Page text:
-------

1

I want to create an instance just by defining the type for a generic class

public abstract class Base<T> {
    private final T genericTypeObject;

    protected Base(){
          //Create instance of T here without any argument

    }
}

So that I just can call the default constructor:

public class Child extends Base<SomeClass>{
    public Child () {
        super();
    }
}

and the Base-class implementation will create me an instance of the GenericType.

  • 1
    You may be asking an XY Problem, and so yu may be better off explaining your overall problem and not how you're trying to (incorrectly) solve it. – Hovercraft Full Of Eels Jul 27 '17 at 12:31
  • Do you want a "clean" solution, or would you be happy with a dirty, reflection-based hack? I was trying to do something like that once, I've given up, but lately I think I've figured it out - though it's really hacky. If that suits you, I can try to finally do that. – Filip Malczak Jul 27 '17 at 12:31
  • Maybe you can provide me just both :D I kept the question simple for others . I will decide afterwards which fits best :D – Spektakulatius Jul 27 '17 at 12:32
  • Here's the dirty answer: Class<T> s; public Child(Class<T> s) { this.s = s; } private T getInstance() { return s.newInstance(); } – Ahmad Sanie Jul 27 '17 at 12:33
  • 2
    "Without any arguments" Why do you have that requirement? Passing an instance of T to the super constructor is by far the cleanest solution I can think of. – Jorn Vernee Jul 27 '17 at 12:41
4

The generic information will be erased at compile time, so there will be no T anymore during runtime (you loose the information). Thats why you somewhere will need a Class<> to store the information.


The most clean & simple solution form my point of view is to pass in the class to to the constructor. I know you requested it to be without any constructor argument, but I do not think this is possible.

-------

Exercises to complete:
1 > In the Java generics thread, what happens to the generic type information at compile time?
2 > Copy everything in the Java generics thread from "The generic information" down to "this is possible.".

Supplied data:
-------

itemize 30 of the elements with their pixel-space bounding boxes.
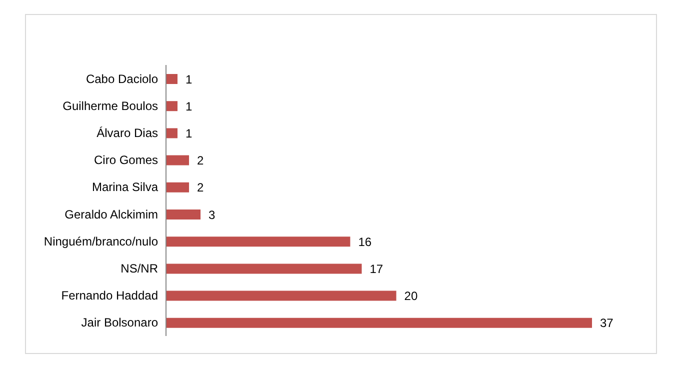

-------

Answers below:
1 > It is erased, so there is no T anymore at runtime.

2 >
The generic information will be erased at compile time, so there will be no T anymore during runtime (you loose the information). Thats why you somewhere will need a Class<> to store the information.


The most clean & simple solution form my point of view is to pass in the class to to the constructor. I know you requested it to be without any constructor argument, but I do not think this is possible.